Instructions for the task
Go through the data below. Pull out every line that has the word "ochronne".

[Dataset items]

== == ==

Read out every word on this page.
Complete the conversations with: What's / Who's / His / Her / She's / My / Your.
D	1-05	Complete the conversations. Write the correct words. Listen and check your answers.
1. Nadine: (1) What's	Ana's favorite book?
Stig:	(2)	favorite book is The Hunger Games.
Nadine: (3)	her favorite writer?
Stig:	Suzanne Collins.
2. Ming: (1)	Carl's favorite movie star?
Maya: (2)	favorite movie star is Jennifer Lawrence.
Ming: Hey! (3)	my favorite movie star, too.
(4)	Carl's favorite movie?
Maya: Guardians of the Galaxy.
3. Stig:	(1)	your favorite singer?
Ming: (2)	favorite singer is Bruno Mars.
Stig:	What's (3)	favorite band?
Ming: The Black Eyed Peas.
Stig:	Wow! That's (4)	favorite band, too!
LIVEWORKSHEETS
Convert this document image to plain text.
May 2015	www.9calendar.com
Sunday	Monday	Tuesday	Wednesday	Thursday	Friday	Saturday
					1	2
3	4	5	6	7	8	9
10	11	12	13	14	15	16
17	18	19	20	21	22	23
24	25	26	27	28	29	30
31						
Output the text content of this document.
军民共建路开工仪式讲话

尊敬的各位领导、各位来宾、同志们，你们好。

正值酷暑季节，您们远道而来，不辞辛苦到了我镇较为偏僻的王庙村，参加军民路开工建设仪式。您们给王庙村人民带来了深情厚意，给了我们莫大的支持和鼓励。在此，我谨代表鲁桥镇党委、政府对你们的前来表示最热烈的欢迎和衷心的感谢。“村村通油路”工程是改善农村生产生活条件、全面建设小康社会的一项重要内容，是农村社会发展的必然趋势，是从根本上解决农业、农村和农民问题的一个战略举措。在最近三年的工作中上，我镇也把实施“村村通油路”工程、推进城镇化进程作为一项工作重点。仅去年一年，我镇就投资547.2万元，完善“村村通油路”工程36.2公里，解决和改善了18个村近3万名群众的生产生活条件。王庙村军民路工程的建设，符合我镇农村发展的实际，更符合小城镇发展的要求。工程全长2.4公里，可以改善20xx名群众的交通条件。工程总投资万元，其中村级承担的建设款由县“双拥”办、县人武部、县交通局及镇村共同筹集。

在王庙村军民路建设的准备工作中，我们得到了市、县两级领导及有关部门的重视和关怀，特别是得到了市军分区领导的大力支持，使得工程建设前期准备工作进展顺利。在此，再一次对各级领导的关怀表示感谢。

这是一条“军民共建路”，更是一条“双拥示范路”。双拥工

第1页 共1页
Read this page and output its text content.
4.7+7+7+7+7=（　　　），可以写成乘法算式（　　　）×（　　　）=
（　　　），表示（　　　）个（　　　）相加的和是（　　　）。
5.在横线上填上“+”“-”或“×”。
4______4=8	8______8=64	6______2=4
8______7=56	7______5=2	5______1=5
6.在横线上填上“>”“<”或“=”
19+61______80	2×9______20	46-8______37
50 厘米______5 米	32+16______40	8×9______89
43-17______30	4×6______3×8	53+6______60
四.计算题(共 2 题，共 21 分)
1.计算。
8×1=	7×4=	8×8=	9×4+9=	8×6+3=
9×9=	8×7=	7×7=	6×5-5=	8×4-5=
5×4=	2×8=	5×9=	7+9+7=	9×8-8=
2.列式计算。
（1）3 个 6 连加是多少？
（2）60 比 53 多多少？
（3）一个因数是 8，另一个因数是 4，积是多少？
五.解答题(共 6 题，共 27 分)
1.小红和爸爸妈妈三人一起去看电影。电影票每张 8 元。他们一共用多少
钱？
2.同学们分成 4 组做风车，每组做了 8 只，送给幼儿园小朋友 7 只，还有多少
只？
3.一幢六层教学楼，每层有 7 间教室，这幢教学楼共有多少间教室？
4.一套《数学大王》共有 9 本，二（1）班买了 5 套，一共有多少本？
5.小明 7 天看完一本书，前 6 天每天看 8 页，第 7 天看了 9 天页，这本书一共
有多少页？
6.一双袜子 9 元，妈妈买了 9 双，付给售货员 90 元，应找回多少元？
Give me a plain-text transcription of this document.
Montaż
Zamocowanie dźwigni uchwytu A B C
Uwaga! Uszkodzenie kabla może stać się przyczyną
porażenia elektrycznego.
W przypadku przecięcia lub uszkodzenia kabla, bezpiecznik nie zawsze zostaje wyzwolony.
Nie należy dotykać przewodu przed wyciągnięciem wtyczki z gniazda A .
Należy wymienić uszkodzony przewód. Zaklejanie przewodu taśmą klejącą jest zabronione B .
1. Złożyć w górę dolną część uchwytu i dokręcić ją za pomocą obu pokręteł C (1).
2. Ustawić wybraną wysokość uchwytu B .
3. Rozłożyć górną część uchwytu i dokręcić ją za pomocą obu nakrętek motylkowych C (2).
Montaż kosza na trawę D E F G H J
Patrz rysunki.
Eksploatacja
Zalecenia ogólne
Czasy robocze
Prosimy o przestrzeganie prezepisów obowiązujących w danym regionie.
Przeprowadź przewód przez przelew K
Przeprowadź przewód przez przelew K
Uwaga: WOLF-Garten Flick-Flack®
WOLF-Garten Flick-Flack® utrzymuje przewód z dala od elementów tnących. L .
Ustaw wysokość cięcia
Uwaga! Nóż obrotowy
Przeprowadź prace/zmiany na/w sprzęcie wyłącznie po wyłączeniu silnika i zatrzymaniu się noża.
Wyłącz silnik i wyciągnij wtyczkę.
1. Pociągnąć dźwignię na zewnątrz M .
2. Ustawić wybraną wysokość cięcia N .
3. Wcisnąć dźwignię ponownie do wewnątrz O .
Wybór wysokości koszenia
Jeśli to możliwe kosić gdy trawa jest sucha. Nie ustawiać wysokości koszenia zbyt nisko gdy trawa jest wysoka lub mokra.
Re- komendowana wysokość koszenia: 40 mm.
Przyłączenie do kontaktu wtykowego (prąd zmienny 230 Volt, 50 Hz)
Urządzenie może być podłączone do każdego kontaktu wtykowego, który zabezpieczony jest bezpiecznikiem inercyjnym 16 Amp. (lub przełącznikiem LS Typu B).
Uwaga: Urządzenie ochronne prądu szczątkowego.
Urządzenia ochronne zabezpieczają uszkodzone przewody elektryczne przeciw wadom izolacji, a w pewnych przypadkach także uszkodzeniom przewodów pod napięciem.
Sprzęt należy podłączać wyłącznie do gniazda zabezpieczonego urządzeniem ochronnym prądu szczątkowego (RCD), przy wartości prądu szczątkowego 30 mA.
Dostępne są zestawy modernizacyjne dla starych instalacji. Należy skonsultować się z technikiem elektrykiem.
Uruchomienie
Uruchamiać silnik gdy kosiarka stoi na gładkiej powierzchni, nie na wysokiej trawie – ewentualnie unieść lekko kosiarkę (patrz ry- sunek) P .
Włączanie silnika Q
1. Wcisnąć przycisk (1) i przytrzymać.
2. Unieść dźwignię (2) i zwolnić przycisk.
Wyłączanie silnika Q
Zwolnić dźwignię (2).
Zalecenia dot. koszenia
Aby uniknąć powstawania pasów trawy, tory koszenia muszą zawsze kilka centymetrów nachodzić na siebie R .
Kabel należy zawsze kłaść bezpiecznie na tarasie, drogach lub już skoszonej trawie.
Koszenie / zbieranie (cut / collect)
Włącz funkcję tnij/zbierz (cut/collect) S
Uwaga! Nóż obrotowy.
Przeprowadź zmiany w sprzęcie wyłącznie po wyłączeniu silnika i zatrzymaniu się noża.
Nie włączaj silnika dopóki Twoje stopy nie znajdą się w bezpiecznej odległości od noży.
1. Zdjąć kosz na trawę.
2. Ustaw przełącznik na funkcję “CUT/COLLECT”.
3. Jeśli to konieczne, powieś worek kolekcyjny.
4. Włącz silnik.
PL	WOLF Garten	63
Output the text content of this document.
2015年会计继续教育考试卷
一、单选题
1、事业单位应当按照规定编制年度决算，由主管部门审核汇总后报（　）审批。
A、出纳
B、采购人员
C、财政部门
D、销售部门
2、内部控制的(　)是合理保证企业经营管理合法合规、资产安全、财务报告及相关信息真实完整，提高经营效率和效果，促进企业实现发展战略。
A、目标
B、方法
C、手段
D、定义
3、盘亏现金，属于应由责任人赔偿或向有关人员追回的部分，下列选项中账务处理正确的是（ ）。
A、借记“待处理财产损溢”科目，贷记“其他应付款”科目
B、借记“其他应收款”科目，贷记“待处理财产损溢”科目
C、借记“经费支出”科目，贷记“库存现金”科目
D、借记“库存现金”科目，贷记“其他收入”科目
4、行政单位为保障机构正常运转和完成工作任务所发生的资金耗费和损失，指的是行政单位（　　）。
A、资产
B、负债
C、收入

== == ==

Task answer
Uwaga: Urządzenie ochronne prądu szczątkowego.
Urządzenia ochronne zabezpieczają uszkodzone przewody elektryczne przeciw wadom izolacji, a w pewnych przypadkach także uszkodzeniom przewodów pod napięciem.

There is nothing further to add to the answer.